◆ **EXERCISE OBJECTIVE**
Verbatim output of all the material below is required.

··· RECORDED INFORMATION ···

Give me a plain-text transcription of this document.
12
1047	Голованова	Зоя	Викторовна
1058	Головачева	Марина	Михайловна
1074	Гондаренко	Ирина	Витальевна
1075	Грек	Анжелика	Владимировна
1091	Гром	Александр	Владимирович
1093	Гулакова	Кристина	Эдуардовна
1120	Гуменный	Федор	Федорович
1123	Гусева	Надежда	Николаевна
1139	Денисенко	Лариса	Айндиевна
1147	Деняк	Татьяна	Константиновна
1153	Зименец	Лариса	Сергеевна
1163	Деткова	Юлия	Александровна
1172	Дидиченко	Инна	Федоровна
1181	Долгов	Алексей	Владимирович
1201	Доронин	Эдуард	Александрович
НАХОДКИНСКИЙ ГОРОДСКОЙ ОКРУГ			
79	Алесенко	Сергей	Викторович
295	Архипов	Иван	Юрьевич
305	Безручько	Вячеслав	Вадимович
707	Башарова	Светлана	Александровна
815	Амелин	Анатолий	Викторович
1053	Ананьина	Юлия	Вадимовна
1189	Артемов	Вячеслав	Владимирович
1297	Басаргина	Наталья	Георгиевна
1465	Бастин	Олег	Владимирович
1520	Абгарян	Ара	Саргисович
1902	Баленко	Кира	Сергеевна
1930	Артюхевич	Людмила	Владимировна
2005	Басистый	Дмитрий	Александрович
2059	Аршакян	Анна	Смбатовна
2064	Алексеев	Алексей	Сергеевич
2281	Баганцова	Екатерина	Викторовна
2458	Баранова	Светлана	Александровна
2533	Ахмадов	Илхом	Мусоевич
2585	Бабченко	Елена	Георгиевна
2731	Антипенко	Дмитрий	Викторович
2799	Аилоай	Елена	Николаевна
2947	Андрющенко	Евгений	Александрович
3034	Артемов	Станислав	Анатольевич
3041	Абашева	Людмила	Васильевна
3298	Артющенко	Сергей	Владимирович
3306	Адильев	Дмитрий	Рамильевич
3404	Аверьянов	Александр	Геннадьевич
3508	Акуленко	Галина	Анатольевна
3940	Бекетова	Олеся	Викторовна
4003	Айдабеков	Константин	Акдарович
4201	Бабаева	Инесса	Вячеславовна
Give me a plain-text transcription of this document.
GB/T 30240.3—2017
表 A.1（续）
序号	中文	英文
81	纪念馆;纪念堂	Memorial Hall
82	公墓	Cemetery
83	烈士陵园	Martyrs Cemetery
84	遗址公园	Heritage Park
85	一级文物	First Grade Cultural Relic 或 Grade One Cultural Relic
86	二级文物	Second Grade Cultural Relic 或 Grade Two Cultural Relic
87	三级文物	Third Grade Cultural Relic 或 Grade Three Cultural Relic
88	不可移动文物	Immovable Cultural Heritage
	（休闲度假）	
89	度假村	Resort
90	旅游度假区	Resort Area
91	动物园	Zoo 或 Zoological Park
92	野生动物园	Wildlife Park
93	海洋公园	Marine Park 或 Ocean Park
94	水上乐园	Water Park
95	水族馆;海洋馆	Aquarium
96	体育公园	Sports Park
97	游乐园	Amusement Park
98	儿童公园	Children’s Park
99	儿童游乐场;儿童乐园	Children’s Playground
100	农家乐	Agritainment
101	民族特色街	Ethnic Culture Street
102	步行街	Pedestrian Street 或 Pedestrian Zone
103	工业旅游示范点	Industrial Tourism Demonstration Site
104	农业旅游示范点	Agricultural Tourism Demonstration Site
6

···

◆ **EXERCISE ANSWER**
Give me a plain-text transcription of this document.
12
1047	Голованова	Зоя	Викторовна
1058	Головачева	Марина	Михайловна
1074	Гондаренко	Ирина	Витальевна
1075	Грек	Анжелика	Владимировна
1091	Гром	Александр	Владимирович
1093	Гулакова	Кристина	Эдуардовна
1120	Гуменный	Федор	Федорович
1123	Гусева	Надежда	Николаевна
1139	Денисенко	Лариса	Айндиевна
1147	Деняк	Татьяна	Константиновна
1153	Зименец	Лариса	Сергеевна
1163	Деткова	Юлия	Александровна
1172	Дидиченко	Инна	Федоровна
1181	Долгов	Алексей	Владимирович
1201	Доронин	Эдуард	Александрович
НАХОДКИНСКИЙ ГОРОДСКОЙ ОКРУГ			
79	Алесенко	Сергей	Викторович
295	Архипов	Иван	Юрьевич
305	Безручько	Вячеслав	Вадимович
707	Башарова	Светлана	Александровна
815	Амелин	Анатолий	Викторович
1053	Ананьина	Юлия	Вадимовна
1189	Артемов	Вячеслав	Владимирович
1297	Басаргина	Наталья	Георгиевна
1465	Бастин	Олег	Владимирович
1520	Абгарян	Ара	Саргисович
1902	Баленко	Кира	Сергеевна
1930	Артюхевич	Людмила	Владимировна
2005	Басистый	Дмитрий	Александрович
2059	Аршакян	Анна	Смбатовна
2064	Алексеев	Алексей	Сергеевич
2281	Баганцова	Екатерина	Викторовна
2458	Баранова	Светлана	Александровна
2533	Ахмадов	Илхом	Мусоевич
2585	Бабченко	Елена	Георгиевна
2731	Антипенко	Дмитрий	Викторович
2799	Аилоай	Елена	Николаевна
2947	Андрющенко	Евгений	Александрович
3034	Артемов	Станислав	Анатольевич
3041	Абашева	Людмила	Васильевна
3298	Артющенко	Сергей	Владимирович
3306	Адильев	Дмитрий	Рамильевич
3404	Аверьянов	Александр	Геннадьевич
3508	Акуленко	Галина	Анатольевна
3940	Бекетова	Олеся	Викторовна
4003	Айдабеков	Константин	Акдарович
4201	Бабаева	Инесса	Вячеславовна
Give me a plain-text transcription of this document.
GB/T 30240.3—2017
表 A.1（续）
序号	中文	英文
81	纪念馆;纪念堂	Memorial Hall
82	公墓	Cemetery
83	烈士陵园	Martyrs Cemetery
84	遗址公园	Heritage Park
85	一级文物	First Grade Cultural Relic 或 Grade One Cultural Relic
86	二级文物	Second Grade Cultural Relic 或 Grade Two Cultural Relic
87	三级文物	Third Grade Cultural Relic 或 Grade Three Cultural Relic
88	不可移动文物	Immovable Cultural Heritage
	（休闲度假）	
89	度假村	Resort
90	旅游度假区	Resort Area
91	动物园	Zoo 或 Zoological Park
92	野生动物园	Wildlife Park
93	海洋公园	Marine Park 或 Ocean Park
94	水上乐园	Water Park
95	水族馆;海洋馆	Aquarium
96	体育公园	Sports Park
97	游乐园	Amusement Park
98	儿童公园	Children’s Park
99	儿童游乐场;儿童乐园	Children’s Playground
100	农家乐	Agritainment
101	民族特色街	Ethnic Culture Street
102	步行街	Pedestrian Street 或 Pedestrian Zone
103	工业旅游示范点	Industrial Tourism Demonstration Site
104	农业旅游示范点	Agricultural Tourism Demonstration Site
6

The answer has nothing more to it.